What is being asked: Strip the pictures and reproduce the rest of the listing exactly.
/---
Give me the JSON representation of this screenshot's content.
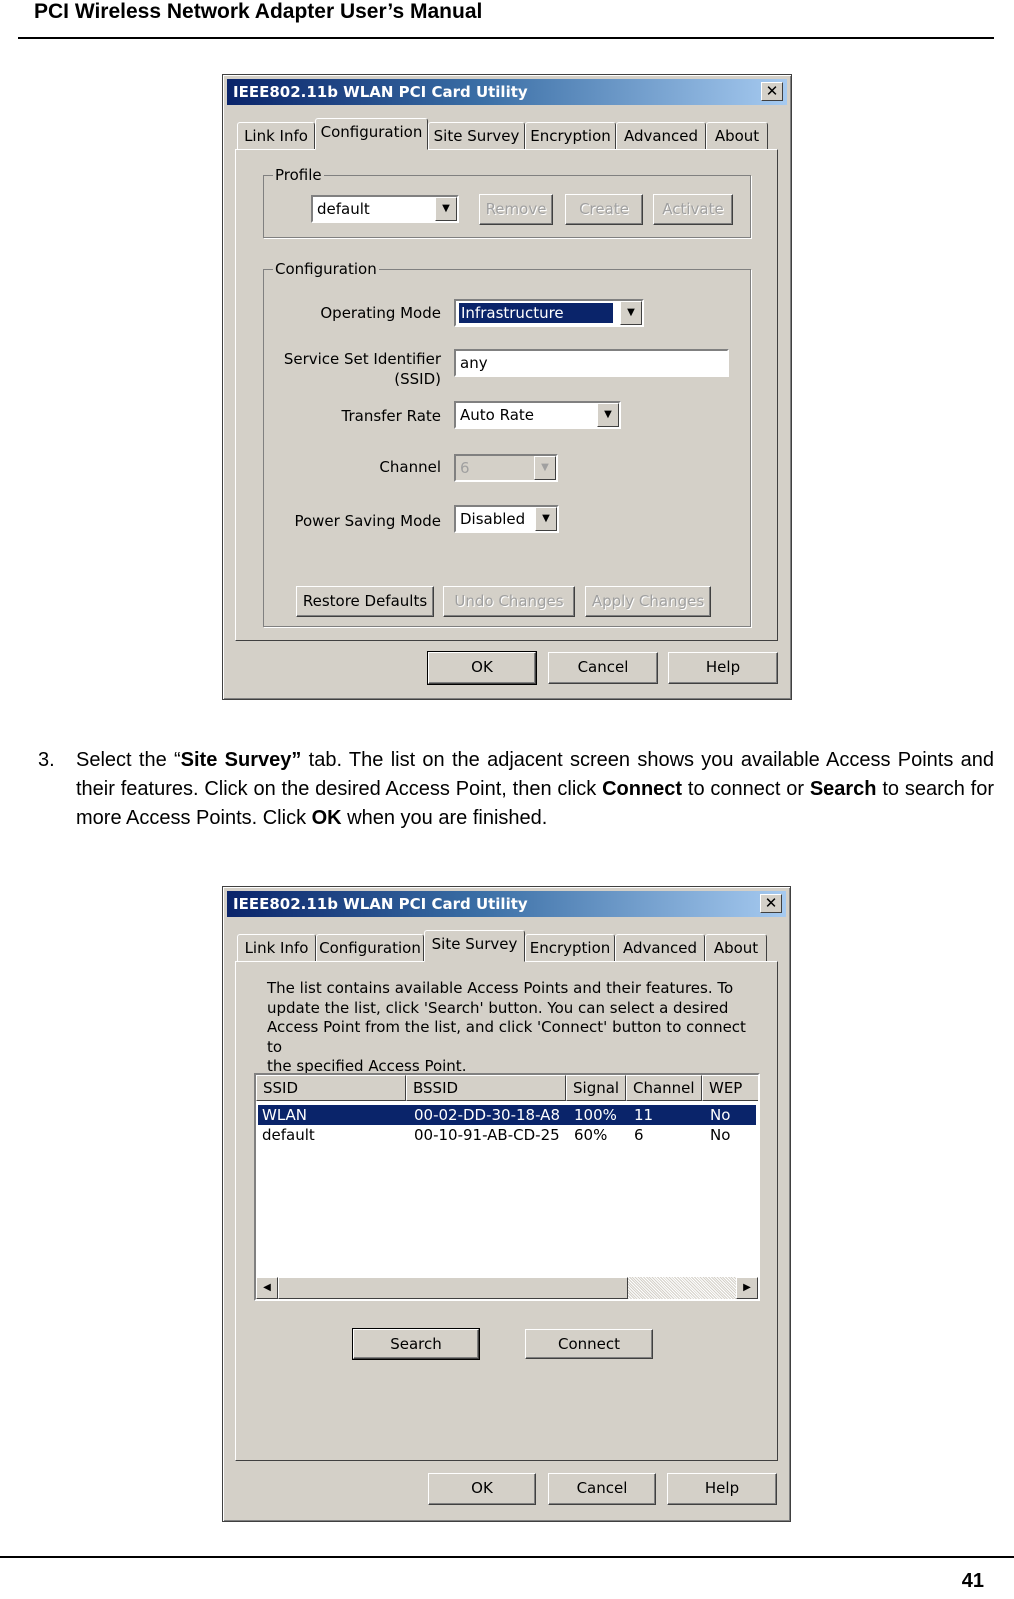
{
  "page": {
    "header": "PCI Wireless Network Adapter User’s Manual",
    "page_number": "41"
  },
  "step": {
    "number": "3.",
    "t1": "Select the “",
    "b1": "Site Survey”",
    "t2": " tab. The list on the adjacent screen shows you available Access Points and their features. Click on the desired Access Point, then click ",
    "b2": "Connect",
    "t3": " to connect or ",
    "b3": "Search",
    "t4": " to search for more Access Points. Click ",
    "b4": "OK",
    "t5": " when you are finished."
  },
  "window1": {
    "title": "IEEE802.11b WLAN PCI Card Utility",
    "close": "✕",
    "tabs": [
      "Link Info",
      "Configuration",
      "Site Survey",
      "Encryption",
      "Advanced",
      "About"
    ],
    "active_tab": "Configuration",
    "profile": {
      "label": "Profile",
      "selected": "default",
      "buttons": [
        "Remove",
        "Create",
        "Activate"
      ]
    },
    "configuration": {
      "label": "Configuration",
      "operating_mode_label": "Operating Mode",
      "operating_mode_value": "Infrastructure",
      "ssid_label_1": "Service Set Identifier",
      "ssid_label_2": "(SSID)",
      "ssid_value": "any",
      "transfer_rate_label": "Transfer Rate",
      "transfer_rate_value": "Auto Rate",
      "channel_label": "Channel",
      "channel_value": "6",
      "power_saving_label": "Power Saving Mode",
      "power_saving_value": "Disabled",
      "restore_button": "Restore Defaults",
      "undo_button": "Undo Changes",
      "apply_button": "Apply Changes"
    },
    "footer_buttons": [
      "OK",
      "Cancel",
      "Help"
    ]
  },
  "window2": {
    "title": "IEEE802.11b WLAN PCI Card Utility",
    "close": "✕",
    "tabs": [
      "Link Info",
      "Configuration",
      "Site Survey",
      "Encryption",
      "Advanced",
      "About"
    ],
    "active_tab": "Site Survey",
    "description": [
      "The list contains available Access Points and their features. To",
      "update the list, click 'Search' button. You can select a desired",
      "Access Point from the list, and click 'Connect' button to connect to",
      "the specified Access Point."
    ],
    "columns": [
      "SSID",
      "BSSID",
      "Signal",
      "Channel",
      "WEP"
    ],
    "rows": [
      {
        "ssid": "WLAN",
        "bssid": "00-02-DD-30-18-A8",
        "signal": "100%",
        "channel": "11",
        "wep": "No"
      },
      {
        "ssid": "default",
        "bssid": "00-10-91-AB-CD-25",
        "signal": "60%",
        "channel": "6",
        "wep": "No"
      }
    ],
    "search_button": "Search",
    "connect_button": "Connect",
    "footer_buttons": [
      "OK",
      "Cancel",
      "Help"
    ]
  },
  "icons": {
    "dropdown_arrow": "▼",
    "scroll_left": "◀",
    "scroll_right": "▶"
  }
}
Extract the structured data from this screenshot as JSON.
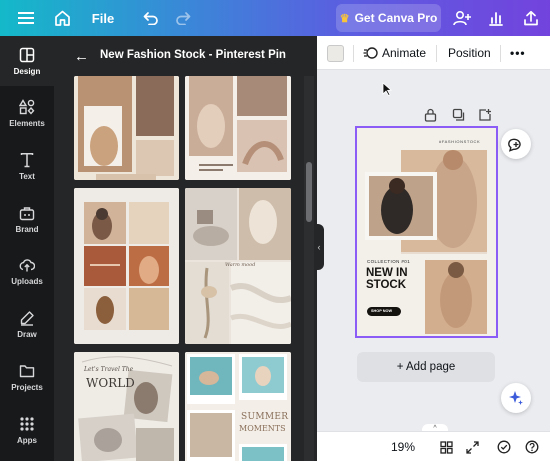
\---
Exercise answer:
Give me the JSON representation of this screenshot's content.
{
  "page": {
    "header": "PCI Wireless Network Adapter User’s Manual",
    "page_number": "41"
  },
  "step": {
    "number": "3.",
    "t1": "Select the “",
    "b1": "Site Survey”",
    "t2": " tab. The list on the adjacent screen shows you available Access Points and their features. Click on the desired Access Point, then click ",
    "b2": "Connect",
    "t3": " to connect or ",
    "b3": "Search",
    "t4": " to search for more Access Points. Click ",
    "b4": "OK",
    "t5": " when you are finished."
  },
  "window1": {
    "title": "IEEE802.11b WLAN PCI Card Utility",
    "close": "✕",
    "tabs": [
      "Link Info",
      "Configuration",
      "Site Survey",
      "Encryption",
      "Advanced",
      "About"
    ],
    "active_tab": "Configuration",
    "profile": {
      "label": "Profile",
      "selected": "default",
      "buttons": [
        "Remove",
        "Create",
        "Activate"
      ]
    },
    "configuration": {
      "label": "Configuration",
      "operating_mode_label": "Operating Mode",
      "operating_mode_value": "Infrastructure",
      "ssid_label_1": "Service Set Identifier",
      "ssid_label_2": "(SSID)",
      "ssid_value": "any",
      "transfer_rate_label": "Transfer Rate",
      "transfer_rate_value": "Auto Rate",
      "channel_label": "Channel",
      "channel_value": "6",
      "power_saving_label": "Power Saving Mode",
      "power_saving_value": "Disabled",
      "restore_button": "Restore Defaults",
      "undo_button": "Undo Changes",
      "apply_button": "Apply Changes"
    },
    "footer_buttons": [
      "OK",
      "Cancel",
      "Help"
    ]
  },
  "window2": {
    "title": "IEEE802.11b WLAN PCI Card Utility",
    "close": "✕",
    "tabs": [
      "Link Info",
      "Configuration",
      "Site Survey",
      "Encryption",
      "Advanced",
      "About"
    ],
    "active_tab": "Site Survey",
    "description": [
      "The list contains available Access Points and their features. To",
      "update the list, click 'Search' button. You can select a desired",
      "Access Point from the list, and click 'Connect' button to connect to",
      "the specified Access Point."
    ],
    "columns": [
      "SSID",
      "BSSID",
      "Signal",
      "Channel",
      "WEP"
    ],
    "rows": [
      {
        "ssid": "WLAN",
        "bssid": "00-02-DD-30-18-A8",
        "signal": "100%",
        "channel": "11",
        "wep": "No"
      },
      {
        "ssid": "default",
        "bssid": "00-10-91-AB-CD-25",
        "signal": "60%",
        "channel": "6",
        "wep": "No"
      }
    ],
    "search_button": "Search",
    "connect_button": "Connect",
    "footer_buttons": [
      "OK",
      "Cancel",
      "Help"
    ]
  },
  "icons": {
    "dropdown_arrow": "▼",
    "scroll_left": "◀",
    "scroll_right": "▶"
  }
}
Extract the structured data from this screenshot as JSON.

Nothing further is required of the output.